Job:
Copy whichever lines contain the string "type".

Given records:
※

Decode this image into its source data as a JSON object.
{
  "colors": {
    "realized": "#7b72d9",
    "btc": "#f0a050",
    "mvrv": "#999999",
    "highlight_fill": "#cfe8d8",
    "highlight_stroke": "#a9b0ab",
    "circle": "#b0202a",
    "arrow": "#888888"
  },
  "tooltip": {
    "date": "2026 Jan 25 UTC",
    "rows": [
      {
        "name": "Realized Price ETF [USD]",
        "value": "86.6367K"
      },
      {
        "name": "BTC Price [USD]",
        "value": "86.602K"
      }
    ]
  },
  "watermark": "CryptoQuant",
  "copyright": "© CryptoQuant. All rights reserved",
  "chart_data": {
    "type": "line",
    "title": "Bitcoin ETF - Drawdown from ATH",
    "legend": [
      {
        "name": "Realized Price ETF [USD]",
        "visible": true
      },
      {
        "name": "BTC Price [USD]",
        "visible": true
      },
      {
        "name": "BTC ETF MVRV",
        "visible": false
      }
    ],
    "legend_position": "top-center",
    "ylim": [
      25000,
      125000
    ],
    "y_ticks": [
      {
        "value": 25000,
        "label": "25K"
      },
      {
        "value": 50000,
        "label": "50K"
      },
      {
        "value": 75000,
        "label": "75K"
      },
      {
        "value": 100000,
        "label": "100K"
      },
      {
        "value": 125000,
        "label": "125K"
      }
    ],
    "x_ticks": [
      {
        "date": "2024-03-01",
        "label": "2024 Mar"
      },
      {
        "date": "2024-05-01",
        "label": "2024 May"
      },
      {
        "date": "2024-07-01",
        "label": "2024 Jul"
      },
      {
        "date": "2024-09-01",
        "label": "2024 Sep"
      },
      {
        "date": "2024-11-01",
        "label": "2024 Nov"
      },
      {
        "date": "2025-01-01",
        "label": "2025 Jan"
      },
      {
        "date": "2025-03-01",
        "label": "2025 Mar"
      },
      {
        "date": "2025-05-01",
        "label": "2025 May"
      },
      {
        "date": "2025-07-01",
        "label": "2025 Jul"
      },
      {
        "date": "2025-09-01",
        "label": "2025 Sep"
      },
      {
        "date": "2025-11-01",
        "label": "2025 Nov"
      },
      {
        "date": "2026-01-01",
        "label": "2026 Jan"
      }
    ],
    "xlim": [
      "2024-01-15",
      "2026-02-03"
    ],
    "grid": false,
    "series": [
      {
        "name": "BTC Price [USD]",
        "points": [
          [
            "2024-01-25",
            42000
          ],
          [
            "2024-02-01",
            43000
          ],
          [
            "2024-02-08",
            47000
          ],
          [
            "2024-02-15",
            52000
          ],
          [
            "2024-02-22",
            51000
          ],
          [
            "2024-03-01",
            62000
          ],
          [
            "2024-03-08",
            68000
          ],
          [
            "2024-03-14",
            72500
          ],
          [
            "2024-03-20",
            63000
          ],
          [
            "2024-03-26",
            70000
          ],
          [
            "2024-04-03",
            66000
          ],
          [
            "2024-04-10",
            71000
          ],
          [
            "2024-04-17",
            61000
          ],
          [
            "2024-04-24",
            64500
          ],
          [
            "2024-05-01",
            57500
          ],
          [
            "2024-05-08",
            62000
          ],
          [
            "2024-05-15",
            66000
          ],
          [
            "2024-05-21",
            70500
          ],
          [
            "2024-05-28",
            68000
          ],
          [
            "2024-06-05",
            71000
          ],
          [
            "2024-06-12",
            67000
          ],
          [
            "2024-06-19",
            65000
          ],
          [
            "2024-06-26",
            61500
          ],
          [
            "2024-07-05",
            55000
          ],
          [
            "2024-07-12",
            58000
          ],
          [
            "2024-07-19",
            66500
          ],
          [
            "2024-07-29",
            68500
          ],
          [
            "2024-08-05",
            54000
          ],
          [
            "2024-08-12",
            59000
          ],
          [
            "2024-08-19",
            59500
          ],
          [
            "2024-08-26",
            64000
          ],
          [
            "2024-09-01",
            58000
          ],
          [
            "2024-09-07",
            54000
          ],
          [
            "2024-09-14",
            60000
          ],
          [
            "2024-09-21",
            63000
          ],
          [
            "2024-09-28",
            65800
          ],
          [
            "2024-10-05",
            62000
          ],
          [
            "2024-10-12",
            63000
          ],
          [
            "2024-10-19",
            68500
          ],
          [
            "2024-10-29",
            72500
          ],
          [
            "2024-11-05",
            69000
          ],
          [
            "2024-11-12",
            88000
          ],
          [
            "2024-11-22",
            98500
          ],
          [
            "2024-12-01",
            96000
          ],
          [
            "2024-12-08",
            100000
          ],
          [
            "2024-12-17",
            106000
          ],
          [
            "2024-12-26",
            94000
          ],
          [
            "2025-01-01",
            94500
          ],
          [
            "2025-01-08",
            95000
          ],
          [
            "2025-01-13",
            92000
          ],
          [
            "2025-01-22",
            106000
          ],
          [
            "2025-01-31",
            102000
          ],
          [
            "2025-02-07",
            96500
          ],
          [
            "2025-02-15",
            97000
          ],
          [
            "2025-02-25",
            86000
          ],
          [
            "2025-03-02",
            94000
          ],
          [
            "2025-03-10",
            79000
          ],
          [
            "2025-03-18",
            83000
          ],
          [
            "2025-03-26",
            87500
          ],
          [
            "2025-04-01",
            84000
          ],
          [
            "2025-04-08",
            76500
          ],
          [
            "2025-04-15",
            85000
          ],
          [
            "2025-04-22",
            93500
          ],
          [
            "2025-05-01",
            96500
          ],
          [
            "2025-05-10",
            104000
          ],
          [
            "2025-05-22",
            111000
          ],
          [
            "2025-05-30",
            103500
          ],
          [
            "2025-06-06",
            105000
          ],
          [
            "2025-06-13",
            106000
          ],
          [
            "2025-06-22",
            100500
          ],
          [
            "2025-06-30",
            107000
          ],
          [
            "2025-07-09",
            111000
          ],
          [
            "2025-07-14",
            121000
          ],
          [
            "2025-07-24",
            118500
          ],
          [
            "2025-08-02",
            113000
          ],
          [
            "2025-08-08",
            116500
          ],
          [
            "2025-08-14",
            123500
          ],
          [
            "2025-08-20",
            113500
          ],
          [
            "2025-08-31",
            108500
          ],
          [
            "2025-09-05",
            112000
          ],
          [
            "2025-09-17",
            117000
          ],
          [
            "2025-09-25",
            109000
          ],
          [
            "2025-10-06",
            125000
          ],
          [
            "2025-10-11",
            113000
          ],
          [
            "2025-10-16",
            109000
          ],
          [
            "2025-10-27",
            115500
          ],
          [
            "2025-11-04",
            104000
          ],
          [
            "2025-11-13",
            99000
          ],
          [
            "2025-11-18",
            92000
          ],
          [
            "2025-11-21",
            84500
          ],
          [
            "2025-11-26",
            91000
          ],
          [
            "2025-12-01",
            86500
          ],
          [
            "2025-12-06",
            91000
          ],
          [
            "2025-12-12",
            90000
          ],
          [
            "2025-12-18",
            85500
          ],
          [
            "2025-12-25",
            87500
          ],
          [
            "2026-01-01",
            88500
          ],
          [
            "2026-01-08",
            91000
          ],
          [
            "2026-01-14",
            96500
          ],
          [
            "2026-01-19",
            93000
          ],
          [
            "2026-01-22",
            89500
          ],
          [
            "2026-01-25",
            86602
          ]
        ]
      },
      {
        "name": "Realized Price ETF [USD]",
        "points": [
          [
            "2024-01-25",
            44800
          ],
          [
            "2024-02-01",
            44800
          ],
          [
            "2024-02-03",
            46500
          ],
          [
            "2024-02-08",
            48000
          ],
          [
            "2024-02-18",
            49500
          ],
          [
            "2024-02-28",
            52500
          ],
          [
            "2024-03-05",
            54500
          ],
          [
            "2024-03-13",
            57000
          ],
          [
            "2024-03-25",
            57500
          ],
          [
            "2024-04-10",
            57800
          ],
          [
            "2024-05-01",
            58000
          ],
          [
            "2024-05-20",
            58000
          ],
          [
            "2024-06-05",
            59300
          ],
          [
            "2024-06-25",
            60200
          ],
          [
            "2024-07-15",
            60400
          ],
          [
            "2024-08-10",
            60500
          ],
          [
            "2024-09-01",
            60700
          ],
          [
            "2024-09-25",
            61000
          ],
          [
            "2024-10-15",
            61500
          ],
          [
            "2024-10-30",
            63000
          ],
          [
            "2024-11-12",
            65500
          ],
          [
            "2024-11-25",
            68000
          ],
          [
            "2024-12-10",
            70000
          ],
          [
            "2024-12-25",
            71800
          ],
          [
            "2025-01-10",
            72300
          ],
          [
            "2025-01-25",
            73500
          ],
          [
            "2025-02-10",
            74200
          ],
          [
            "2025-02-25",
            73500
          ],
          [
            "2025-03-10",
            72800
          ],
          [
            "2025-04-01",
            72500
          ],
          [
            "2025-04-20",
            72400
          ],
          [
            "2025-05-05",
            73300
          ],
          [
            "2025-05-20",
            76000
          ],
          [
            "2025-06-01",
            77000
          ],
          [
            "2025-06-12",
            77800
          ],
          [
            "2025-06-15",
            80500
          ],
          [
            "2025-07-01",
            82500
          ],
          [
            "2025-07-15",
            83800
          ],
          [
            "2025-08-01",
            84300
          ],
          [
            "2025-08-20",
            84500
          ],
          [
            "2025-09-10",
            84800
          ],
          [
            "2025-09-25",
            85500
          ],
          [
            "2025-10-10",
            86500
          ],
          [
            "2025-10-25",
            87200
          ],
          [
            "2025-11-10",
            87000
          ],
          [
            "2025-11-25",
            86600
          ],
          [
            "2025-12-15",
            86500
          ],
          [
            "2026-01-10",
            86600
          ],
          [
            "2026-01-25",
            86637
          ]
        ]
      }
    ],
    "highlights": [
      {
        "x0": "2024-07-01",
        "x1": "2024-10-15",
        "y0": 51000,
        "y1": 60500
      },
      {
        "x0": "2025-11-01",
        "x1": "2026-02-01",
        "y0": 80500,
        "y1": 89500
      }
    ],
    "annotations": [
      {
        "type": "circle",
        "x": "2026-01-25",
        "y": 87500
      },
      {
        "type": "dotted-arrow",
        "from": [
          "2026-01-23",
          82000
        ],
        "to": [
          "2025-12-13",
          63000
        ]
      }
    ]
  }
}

※

Exercise response:
    "type": "line",
        "type": "circle",
        "type": "dotted-arrow",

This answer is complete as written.